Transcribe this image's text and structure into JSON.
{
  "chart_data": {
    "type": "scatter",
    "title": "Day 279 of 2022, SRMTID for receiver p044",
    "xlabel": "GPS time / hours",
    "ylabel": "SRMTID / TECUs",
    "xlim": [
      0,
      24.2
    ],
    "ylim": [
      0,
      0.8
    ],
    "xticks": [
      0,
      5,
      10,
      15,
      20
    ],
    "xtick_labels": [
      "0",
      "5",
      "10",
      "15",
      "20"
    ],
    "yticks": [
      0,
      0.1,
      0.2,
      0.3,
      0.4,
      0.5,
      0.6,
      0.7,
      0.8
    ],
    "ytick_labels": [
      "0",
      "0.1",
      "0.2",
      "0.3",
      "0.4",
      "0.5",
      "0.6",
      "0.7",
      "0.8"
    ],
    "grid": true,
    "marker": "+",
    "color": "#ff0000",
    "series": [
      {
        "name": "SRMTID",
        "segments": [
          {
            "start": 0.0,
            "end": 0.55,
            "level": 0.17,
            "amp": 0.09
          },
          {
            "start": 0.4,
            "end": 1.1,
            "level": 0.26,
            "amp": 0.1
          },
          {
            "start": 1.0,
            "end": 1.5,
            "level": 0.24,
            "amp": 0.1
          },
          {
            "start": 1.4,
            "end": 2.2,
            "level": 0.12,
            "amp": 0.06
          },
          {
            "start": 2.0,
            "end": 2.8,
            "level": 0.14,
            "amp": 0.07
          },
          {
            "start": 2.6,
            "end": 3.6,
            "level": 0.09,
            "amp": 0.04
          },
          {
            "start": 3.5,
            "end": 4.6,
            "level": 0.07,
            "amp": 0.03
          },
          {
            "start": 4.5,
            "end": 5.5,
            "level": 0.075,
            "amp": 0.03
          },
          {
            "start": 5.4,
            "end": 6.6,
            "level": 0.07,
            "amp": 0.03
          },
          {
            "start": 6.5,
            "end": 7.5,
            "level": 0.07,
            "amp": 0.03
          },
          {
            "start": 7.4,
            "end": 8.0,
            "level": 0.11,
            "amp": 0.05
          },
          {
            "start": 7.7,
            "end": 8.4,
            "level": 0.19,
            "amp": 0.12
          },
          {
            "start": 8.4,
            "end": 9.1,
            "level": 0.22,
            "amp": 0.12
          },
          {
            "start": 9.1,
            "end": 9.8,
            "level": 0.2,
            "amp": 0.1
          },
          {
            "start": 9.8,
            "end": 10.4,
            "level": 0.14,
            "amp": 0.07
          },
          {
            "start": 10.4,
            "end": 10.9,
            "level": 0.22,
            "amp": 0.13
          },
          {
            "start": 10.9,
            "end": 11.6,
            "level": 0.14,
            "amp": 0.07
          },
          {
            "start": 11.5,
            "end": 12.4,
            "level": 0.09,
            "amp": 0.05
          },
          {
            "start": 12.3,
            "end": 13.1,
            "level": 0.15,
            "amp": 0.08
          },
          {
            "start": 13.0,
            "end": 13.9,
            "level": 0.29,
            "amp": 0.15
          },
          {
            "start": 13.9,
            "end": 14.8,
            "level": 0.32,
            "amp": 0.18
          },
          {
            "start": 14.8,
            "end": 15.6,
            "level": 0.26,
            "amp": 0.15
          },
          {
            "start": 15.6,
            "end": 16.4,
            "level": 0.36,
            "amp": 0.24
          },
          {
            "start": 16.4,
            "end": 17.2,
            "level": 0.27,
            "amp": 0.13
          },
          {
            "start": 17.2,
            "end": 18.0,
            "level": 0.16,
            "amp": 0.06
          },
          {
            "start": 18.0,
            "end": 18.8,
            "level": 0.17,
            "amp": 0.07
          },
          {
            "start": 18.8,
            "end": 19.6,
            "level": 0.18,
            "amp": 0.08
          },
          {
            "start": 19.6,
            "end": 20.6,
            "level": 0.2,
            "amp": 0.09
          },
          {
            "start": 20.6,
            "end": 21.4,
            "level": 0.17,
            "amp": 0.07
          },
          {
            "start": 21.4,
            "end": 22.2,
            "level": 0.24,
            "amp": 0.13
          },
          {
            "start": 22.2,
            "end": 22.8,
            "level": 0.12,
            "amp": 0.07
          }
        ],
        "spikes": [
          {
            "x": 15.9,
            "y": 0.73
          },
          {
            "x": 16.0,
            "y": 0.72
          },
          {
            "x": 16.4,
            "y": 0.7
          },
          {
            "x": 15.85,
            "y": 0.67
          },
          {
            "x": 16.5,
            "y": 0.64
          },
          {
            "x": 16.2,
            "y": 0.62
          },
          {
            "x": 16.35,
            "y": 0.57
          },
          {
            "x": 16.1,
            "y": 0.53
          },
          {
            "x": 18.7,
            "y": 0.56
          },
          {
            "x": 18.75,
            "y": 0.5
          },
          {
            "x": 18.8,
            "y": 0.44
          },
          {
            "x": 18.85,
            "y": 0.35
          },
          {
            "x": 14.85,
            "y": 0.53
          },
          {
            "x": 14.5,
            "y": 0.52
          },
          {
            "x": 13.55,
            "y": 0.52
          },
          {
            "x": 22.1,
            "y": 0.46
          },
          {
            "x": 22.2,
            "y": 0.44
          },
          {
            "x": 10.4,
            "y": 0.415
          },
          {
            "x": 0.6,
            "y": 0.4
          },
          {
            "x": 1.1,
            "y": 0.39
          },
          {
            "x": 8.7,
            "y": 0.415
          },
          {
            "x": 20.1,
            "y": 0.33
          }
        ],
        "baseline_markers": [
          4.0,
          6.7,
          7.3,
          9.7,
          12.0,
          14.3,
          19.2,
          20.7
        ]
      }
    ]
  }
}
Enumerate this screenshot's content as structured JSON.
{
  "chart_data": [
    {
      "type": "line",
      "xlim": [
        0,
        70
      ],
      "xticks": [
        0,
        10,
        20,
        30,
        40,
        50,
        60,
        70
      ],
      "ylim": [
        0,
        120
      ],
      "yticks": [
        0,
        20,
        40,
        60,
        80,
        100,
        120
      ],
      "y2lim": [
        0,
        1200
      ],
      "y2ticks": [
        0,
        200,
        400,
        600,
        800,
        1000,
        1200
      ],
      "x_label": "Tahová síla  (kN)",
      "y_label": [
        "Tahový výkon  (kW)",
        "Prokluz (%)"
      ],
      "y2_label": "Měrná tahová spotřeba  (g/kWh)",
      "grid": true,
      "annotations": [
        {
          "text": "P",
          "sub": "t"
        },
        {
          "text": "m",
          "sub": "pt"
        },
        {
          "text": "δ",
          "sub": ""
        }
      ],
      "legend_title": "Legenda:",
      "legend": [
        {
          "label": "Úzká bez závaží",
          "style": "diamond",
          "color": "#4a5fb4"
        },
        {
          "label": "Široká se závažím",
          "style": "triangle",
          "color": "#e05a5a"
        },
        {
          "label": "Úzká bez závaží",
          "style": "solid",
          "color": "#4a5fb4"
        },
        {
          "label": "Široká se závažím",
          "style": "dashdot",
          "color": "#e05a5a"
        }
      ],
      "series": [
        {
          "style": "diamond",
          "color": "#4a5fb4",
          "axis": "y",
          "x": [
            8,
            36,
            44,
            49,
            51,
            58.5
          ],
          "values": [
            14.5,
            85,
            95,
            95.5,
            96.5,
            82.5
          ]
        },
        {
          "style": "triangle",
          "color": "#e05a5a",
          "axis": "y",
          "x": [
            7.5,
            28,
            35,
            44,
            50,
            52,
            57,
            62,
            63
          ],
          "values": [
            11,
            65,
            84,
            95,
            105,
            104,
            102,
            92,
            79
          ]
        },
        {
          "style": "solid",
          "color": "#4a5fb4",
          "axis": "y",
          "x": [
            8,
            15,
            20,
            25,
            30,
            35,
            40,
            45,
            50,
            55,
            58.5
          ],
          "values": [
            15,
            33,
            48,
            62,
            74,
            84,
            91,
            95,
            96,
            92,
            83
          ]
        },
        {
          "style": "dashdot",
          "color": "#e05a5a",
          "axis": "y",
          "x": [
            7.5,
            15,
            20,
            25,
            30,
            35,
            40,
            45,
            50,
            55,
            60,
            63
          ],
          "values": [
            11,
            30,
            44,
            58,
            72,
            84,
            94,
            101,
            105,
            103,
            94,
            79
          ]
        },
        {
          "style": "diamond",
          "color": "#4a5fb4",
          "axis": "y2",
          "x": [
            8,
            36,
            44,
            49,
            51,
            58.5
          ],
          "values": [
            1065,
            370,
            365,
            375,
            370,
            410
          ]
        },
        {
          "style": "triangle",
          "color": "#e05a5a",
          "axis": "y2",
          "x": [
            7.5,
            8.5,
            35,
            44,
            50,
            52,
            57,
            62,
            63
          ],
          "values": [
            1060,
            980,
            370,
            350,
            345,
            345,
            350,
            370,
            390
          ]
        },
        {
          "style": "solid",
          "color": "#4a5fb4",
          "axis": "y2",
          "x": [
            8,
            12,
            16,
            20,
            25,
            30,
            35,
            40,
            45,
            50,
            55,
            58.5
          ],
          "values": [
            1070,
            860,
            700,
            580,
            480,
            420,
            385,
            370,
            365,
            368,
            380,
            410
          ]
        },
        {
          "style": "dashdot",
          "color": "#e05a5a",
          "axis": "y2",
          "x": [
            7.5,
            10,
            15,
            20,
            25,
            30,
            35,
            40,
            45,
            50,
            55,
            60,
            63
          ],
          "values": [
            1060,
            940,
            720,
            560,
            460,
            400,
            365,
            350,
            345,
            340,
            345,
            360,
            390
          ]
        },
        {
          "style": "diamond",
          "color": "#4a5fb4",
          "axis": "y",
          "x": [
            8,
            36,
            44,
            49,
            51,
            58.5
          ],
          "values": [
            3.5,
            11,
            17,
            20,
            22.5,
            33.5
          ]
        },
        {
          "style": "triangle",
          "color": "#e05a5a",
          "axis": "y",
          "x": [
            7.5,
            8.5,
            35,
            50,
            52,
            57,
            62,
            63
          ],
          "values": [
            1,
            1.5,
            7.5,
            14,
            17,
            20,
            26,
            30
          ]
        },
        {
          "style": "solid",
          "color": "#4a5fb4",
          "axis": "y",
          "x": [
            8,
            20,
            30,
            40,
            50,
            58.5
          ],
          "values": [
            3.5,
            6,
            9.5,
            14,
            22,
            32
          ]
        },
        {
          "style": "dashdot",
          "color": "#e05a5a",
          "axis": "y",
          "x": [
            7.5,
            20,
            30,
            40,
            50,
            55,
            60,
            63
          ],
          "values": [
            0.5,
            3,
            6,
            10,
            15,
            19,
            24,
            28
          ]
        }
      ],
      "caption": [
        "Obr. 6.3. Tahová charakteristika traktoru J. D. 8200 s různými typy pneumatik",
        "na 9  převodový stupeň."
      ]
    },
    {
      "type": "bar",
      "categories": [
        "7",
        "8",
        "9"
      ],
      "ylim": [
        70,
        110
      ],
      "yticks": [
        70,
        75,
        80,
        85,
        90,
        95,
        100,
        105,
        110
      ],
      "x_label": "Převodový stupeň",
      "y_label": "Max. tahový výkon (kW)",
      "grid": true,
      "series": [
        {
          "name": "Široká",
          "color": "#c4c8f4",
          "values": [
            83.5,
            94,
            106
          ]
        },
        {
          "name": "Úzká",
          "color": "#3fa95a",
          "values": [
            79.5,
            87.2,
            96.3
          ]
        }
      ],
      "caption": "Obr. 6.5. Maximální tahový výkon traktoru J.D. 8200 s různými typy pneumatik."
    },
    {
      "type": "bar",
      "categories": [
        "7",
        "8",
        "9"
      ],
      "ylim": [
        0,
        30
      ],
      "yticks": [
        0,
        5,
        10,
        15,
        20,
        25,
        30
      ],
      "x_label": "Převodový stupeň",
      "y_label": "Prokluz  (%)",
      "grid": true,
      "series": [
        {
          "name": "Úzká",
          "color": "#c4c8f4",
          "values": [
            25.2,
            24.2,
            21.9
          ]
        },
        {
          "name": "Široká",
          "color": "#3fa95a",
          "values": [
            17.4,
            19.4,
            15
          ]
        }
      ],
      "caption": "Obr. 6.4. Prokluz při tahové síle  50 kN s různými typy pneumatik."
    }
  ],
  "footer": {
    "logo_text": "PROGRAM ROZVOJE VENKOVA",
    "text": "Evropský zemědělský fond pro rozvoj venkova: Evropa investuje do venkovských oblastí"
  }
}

▸ **Aim**: Locate each line containing the string "různými" and show it.

▸ **The solution**:
        "Obr. 6.3. Tahová charakteristika traktoru J. D. 8200 s různými typy pneumatik",
      "caption": "Obr. 6.5. Maximální tahový výkon traktoru J.D. 8200 s různými typy pneumatik."
      "caption": "Obr. 6.4. Prokluz při tahové síle  50 kN s různými typy pneumatik."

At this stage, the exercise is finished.